> _Source data_:
^^^^^^^^^^^^^^^^

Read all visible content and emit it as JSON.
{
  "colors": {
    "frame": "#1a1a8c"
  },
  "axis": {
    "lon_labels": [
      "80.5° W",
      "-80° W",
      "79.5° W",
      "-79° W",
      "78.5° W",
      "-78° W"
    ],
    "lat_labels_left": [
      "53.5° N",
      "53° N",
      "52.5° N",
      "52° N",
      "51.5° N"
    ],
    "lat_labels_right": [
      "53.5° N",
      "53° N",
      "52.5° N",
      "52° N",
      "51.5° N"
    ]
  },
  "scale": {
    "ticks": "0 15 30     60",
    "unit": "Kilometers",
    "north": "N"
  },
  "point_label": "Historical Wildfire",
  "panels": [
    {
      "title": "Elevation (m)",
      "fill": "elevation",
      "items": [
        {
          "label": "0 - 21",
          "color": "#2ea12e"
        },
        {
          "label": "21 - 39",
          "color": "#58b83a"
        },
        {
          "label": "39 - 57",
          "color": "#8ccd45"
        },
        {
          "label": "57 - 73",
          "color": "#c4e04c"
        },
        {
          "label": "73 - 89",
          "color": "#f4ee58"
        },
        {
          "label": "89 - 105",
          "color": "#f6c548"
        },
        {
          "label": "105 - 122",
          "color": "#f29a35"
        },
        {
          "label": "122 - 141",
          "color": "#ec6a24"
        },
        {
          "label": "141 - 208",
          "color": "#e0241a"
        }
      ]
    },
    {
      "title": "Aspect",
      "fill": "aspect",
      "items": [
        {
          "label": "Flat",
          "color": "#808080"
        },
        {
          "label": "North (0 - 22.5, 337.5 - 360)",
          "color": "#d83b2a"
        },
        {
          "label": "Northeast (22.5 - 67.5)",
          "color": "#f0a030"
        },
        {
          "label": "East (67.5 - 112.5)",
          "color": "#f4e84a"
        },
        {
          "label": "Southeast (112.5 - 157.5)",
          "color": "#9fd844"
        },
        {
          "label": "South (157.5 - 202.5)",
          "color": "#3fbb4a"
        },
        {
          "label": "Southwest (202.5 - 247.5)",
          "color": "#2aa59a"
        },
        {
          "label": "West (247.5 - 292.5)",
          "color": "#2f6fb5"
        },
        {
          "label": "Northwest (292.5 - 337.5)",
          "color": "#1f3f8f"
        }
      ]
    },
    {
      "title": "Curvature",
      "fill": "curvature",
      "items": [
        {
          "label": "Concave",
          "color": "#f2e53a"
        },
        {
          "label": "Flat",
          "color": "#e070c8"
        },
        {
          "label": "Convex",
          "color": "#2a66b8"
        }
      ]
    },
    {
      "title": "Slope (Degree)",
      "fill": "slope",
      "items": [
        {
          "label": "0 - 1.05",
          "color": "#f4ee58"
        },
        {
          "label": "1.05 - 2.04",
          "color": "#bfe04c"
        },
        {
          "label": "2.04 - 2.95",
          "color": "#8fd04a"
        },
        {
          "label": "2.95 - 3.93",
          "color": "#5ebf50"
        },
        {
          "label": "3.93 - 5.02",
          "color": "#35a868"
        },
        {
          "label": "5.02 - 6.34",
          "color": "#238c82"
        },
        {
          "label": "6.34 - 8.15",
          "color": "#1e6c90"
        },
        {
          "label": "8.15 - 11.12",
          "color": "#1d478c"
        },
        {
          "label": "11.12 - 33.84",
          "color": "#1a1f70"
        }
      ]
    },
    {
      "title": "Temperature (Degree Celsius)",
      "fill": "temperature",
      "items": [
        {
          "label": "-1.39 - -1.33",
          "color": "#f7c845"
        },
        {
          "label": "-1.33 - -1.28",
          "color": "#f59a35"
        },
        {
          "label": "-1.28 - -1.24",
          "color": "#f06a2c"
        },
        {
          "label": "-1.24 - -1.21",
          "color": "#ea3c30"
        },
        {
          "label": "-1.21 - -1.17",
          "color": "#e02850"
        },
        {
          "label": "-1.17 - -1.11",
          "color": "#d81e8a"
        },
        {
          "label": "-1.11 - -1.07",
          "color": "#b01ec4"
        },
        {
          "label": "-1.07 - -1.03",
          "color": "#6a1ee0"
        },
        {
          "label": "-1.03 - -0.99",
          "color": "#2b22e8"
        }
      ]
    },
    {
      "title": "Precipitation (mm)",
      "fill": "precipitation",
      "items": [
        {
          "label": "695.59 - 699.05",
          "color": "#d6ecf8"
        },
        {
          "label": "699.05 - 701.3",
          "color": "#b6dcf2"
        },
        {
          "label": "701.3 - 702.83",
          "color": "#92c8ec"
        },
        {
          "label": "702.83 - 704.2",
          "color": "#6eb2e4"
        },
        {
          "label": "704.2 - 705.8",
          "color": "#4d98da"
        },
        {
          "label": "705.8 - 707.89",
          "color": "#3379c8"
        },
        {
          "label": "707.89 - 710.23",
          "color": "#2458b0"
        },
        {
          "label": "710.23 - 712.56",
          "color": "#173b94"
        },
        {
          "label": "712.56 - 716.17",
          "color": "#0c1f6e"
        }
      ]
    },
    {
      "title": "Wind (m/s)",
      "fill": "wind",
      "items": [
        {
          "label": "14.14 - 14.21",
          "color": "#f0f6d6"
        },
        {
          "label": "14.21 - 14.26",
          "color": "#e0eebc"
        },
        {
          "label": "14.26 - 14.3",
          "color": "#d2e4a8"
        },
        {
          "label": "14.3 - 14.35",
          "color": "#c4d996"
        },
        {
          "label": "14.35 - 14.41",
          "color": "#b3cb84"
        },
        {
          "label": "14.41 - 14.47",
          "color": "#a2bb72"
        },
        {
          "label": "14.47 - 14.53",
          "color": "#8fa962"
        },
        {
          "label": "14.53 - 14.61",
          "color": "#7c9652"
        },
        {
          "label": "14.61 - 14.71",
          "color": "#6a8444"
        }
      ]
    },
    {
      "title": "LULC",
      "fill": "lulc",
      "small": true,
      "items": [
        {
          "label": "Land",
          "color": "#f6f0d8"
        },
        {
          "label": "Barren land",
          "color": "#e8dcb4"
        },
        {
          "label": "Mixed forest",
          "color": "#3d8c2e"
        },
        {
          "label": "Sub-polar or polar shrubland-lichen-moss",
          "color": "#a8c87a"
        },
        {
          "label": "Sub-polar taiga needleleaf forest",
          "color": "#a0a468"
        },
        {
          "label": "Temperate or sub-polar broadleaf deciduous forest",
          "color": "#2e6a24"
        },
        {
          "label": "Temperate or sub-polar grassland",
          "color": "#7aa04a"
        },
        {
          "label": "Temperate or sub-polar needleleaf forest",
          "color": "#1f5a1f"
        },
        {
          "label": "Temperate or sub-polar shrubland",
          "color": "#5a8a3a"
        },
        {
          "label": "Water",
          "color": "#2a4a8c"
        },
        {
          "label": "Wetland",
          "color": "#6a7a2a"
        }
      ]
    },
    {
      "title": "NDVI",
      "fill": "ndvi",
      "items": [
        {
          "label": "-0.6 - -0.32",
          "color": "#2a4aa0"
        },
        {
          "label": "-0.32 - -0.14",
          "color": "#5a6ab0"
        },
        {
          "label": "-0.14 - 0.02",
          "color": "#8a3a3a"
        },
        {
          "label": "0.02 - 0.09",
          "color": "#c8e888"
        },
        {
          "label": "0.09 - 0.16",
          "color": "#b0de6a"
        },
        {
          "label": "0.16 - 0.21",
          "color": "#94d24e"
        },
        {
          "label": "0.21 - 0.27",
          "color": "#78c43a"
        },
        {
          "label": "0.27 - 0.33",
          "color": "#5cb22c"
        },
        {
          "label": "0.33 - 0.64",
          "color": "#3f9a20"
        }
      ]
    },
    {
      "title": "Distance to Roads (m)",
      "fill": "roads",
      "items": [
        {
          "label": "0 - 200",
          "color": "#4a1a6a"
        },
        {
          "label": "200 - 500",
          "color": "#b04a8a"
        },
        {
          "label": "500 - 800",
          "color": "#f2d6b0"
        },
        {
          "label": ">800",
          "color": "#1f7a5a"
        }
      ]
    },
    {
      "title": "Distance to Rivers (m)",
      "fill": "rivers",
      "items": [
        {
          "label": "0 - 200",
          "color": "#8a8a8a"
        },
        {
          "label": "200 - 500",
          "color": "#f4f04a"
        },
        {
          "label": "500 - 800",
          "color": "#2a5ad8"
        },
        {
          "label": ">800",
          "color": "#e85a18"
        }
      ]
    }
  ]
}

^^^^^^^^^^^^^^^^

> _Request_:
From the listing above, pick out each line where the word "forest" appears.

> _Solution to the exercise_:
          "label": "Mixed forest",
          "label": "Sub-polar taiga needleleaf forest",
          "label": "Temperate or sub-polar broadleaf deciduous forest",
          "label": "Temperate or sub-polar needleleaf forest",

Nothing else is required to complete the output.